> _DIRECTION_
Go through the data below. List every line that holds the word "page".
══ INPUT
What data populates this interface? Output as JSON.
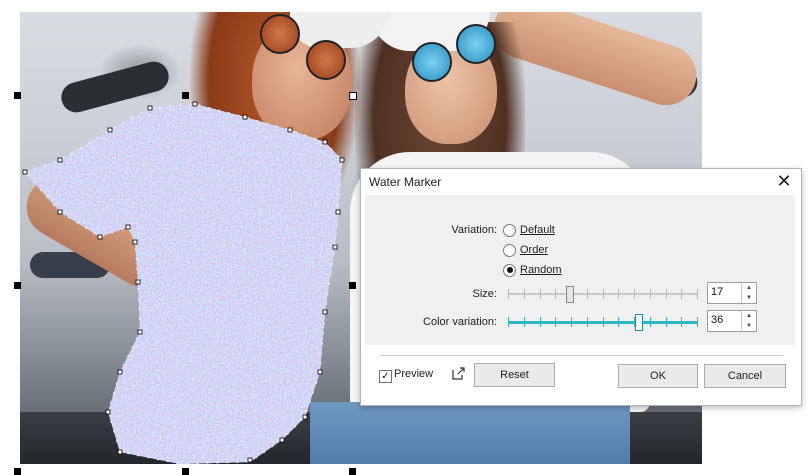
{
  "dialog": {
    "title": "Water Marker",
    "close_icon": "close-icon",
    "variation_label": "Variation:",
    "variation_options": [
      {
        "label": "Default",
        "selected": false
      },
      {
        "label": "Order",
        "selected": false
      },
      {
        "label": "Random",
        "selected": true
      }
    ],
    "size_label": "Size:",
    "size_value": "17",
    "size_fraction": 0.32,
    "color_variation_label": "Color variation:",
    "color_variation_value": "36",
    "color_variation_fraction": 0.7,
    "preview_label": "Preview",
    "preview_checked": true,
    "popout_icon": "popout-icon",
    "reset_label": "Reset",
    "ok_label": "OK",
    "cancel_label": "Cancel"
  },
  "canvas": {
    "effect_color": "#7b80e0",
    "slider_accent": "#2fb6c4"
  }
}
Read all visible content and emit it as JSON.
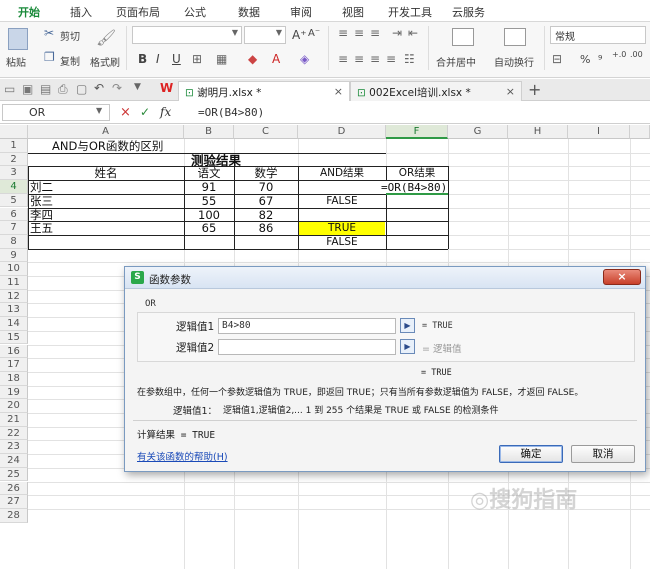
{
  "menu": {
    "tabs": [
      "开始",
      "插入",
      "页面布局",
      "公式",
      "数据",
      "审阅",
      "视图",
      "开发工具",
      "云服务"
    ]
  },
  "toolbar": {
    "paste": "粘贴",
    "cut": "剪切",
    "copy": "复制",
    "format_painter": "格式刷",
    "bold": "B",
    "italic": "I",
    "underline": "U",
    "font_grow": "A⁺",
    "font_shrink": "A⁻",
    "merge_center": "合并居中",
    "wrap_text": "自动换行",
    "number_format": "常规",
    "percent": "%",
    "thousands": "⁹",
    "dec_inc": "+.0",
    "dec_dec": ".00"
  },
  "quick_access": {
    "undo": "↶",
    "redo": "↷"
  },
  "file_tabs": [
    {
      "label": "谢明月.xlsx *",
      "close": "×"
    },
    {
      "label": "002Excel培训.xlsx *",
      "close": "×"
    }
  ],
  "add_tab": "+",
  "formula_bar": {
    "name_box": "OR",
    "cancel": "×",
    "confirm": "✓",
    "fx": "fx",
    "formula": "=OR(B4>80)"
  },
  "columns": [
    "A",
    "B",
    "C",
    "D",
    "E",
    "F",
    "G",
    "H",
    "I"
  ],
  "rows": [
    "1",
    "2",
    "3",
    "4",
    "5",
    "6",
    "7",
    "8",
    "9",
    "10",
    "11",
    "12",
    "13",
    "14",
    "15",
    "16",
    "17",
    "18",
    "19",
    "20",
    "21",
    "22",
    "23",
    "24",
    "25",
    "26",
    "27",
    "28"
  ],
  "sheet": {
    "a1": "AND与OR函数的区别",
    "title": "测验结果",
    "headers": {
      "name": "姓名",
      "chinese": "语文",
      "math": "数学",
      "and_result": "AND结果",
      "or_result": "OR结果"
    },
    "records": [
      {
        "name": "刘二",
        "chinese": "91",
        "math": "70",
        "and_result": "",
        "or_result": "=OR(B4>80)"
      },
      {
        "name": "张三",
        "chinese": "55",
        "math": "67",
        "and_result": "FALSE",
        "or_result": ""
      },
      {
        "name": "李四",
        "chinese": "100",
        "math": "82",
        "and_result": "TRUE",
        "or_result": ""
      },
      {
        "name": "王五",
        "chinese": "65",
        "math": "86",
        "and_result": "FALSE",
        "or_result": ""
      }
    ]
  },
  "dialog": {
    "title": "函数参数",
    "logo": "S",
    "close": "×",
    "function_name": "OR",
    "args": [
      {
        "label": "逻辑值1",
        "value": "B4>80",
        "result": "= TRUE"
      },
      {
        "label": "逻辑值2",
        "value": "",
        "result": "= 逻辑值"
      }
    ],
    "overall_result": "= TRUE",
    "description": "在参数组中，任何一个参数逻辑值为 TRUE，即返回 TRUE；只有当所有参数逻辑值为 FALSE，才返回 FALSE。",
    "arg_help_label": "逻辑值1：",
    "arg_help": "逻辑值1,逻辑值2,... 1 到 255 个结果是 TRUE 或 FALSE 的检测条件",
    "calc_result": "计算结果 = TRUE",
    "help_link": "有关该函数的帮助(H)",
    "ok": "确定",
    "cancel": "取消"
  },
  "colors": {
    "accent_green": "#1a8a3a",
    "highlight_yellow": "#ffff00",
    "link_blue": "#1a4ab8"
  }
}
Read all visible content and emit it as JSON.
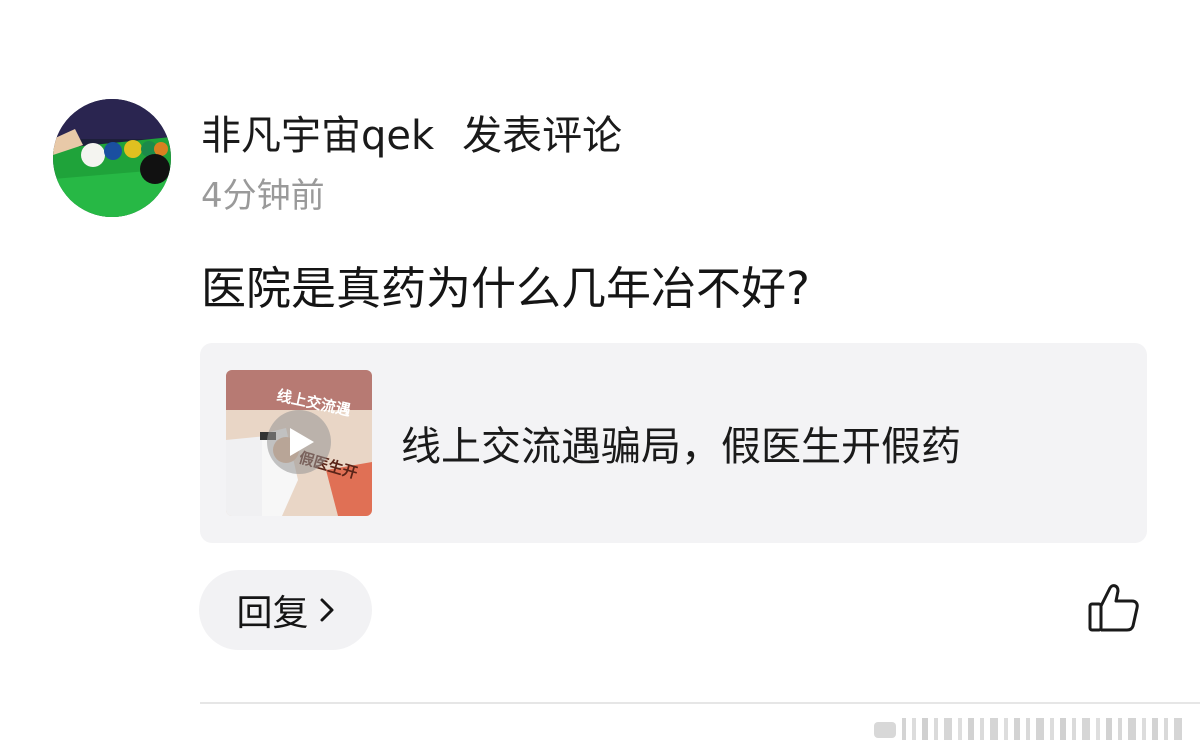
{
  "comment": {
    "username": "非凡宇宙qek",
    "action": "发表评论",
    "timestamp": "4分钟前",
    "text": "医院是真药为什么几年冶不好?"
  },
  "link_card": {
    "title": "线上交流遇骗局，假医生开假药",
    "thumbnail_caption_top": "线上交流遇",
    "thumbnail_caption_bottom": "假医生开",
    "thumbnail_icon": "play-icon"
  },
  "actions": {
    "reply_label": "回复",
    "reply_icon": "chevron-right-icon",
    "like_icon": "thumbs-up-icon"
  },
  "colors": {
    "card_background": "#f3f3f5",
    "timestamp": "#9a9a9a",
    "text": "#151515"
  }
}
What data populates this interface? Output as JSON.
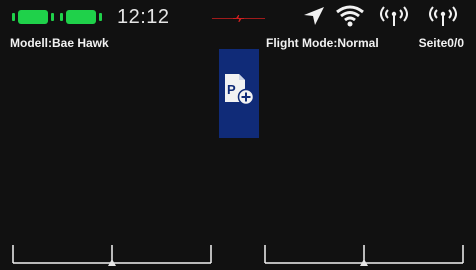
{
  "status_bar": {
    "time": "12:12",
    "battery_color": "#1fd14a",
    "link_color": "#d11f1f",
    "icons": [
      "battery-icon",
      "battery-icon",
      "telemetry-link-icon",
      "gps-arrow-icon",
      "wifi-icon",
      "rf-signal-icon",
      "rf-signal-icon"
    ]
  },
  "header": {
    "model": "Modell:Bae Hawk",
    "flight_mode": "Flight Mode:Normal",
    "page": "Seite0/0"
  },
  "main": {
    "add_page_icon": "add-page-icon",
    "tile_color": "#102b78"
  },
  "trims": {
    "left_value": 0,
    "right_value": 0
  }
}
════
> _REPLY TO THE TASK_
    "page": "Seite0/0"
    "add_page_icon": "add-page-icon",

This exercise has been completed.